Given problem:
Find each line with "ylabel" and copy it.

(Records about charts and figures)

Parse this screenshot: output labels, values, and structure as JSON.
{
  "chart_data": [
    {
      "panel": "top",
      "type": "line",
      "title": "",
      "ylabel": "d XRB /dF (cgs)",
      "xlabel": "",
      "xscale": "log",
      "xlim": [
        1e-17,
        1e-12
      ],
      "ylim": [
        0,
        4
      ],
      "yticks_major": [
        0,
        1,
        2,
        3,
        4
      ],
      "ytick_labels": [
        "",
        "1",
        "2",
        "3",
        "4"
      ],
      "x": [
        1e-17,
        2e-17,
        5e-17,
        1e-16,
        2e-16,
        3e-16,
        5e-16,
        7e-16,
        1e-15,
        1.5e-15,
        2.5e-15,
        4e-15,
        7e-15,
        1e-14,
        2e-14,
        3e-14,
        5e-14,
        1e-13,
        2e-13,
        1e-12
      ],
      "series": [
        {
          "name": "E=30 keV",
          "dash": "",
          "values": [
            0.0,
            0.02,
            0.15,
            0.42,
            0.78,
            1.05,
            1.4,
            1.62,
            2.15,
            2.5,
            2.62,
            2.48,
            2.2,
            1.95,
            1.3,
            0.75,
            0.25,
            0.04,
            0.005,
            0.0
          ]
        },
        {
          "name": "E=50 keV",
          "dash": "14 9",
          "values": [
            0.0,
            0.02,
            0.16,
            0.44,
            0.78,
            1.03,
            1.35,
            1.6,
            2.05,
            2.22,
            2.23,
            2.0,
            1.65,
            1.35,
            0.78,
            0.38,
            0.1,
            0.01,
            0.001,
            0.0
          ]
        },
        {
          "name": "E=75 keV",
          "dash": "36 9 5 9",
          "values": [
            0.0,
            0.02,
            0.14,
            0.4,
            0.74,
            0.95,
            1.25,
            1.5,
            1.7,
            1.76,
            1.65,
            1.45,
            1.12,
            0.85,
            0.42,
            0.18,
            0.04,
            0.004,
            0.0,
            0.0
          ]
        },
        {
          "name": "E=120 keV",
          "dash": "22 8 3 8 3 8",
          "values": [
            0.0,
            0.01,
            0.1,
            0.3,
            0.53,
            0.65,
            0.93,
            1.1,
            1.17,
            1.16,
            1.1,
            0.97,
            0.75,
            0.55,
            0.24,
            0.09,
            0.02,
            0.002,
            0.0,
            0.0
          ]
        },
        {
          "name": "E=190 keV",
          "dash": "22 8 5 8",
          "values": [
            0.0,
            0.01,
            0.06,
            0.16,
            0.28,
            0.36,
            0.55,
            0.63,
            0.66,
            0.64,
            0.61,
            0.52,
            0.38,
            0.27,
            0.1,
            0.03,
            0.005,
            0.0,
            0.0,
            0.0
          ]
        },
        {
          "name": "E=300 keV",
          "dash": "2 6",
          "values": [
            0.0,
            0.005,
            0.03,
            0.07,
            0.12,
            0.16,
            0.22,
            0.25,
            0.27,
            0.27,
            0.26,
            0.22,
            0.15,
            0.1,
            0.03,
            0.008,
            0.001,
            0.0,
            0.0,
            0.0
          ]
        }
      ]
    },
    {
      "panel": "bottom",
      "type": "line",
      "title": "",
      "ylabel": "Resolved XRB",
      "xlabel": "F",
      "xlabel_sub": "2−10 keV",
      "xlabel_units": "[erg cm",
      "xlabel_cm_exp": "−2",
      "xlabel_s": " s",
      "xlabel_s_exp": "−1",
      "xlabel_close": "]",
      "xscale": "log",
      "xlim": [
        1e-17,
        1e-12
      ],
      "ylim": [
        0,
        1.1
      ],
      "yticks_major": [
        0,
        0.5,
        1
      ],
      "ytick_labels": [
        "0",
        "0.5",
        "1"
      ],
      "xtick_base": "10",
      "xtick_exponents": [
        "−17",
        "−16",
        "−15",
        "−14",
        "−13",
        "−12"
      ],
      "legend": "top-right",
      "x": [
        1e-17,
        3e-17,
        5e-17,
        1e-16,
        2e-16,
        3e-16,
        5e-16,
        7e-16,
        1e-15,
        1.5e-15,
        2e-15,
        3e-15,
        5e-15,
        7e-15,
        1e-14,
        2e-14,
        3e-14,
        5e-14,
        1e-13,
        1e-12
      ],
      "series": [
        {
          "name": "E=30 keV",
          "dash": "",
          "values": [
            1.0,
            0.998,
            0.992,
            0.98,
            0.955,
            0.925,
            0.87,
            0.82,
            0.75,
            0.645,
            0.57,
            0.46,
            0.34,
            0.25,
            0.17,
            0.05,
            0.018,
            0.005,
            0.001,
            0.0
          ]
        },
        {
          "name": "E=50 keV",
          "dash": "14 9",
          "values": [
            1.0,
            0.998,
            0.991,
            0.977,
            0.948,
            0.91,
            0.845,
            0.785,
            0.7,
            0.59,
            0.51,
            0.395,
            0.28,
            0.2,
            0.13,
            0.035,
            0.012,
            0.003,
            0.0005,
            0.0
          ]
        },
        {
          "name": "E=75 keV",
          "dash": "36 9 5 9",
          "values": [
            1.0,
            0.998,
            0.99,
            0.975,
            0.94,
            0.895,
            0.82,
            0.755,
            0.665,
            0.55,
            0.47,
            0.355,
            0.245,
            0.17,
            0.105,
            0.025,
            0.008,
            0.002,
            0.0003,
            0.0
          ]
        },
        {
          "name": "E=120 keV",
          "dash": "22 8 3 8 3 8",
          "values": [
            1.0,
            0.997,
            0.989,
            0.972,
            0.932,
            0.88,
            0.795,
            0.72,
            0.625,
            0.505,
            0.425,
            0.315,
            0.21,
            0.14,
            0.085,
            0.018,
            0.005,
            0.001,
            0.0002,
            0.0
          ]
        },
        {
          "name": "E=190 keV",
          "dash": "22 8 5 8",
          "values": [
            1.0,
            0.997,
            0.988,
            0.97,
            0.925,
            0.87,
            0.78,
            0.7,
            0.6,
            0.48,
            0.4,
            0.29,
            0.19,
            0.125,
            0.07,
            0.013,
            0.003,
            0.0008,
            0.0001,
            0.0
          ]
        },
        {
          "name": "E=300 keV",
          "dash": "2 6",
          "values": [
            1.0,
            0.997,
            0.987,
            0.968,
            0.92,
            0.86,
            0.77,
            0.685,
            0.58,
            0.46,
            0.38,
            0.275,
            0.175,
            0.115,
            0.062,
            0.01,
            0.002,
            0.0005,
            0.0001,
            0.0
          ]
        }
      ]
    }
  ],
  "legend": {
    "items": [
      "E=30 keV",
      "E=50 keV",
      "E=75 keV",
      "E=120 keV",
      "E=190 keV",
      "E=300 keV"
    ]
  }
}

Correct output:
      "ylabel": "d XRB /dF (cgs)",
      "ylabel": "Resolved XRB",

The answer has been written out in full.